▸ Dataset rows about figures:
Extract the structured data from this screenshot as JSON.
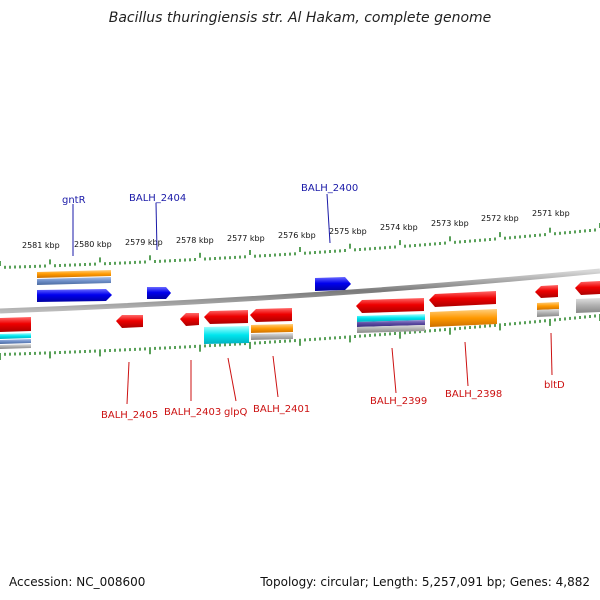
{
  "title": "Bacillus thuringiensis str. Al Hakam, complete genome",
  "footer": {
    "accession": "Accession: NC_008600",
    "topology": "Topology: circular; Length: 5,257,091 bp; Genes: 4,882"
  },
  "tick_labels": [
    "2581 kbp",
    "2580 kbp",
    "2579 kbp",
    "2578 kbp",
    "2577 kbp",
    "2576 kbp",
    "2575 kbp",
    "2574 kbp",
    "2573 kbp",
    "2572 kbp",
    "2571 kbp"
  ],
  "top_genes": [
    "gntR",
    "BALH_2404",
    "BALH_2400"
  ],
  "bottom_genes": [
    "BALH_2405",
    "BALH_2403",
    "glpQ",
    "BALH_2401",
    "BALH_2399",
    "BALH_2398",
    "bltD"
  ],
  "colors": {
    "forward_gene": "#0000ee",
    "reverse_gene": "#ee0000",
    "top_label": "#1a1aa8",
    "bottom_label": "#cc1111",
    "orange_feature": "#ff9900",
    "cyan_feature": "#00e5ee",
    "grey_feature": "#aaaaaa",
    "ruler_ticks": "#117711",
    "backbone": "#777777"
  }
}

▸ Exercise aim:
Would you please print out all the records above exactly, minus any pictures?

▸ Answer to this exercise:
Extract the structured data from this screenshot as JSON.
{
  "title": "Bacillus thuringiensis str. Al Hakam, complete genome",
  "footer": {
    "accession": "Accession: NC_008600",
    "topology": "Topology: circular; Length: 5,257,091 bp; Genes: 4,882"
  },
  "tick_labels": [
    "2581 kbp",
    "2580 kbp",
    "2579 kbp",
    "2578 kbp",
    "2577 kbp",
    "2576 kbp",
    "2575 kbp",
    "2574 kbp",
    "2573 kbp",
    "2572 kbp",
    "2571 kbp"
  ],
  "top_genes": [
    "gntR",
    "BALH_2404",
    "BALH_2400"
  ],
  "bottom_genes": [
    "BALH_2405",
    "BALH_2403",
    "glpQ",
    "BALH_2401",
    "BALH_2399",
    "BALH_2398",
    "bltD"
  ],
  "colors": {
    "forward_gene": "#0000ee",
    "reverse_gene": "#ee0000",
    "top_label": "#1a1aa8",
    "bottom_label": "#cc1111",
    "orange_feature": "#ff9900",
    "cyan_feature": "#00e5ee",
    "grey_feature": "#aaaaaa",
    "ruler_ticks": "#117711",
    "backbone": "#777777"
  }
}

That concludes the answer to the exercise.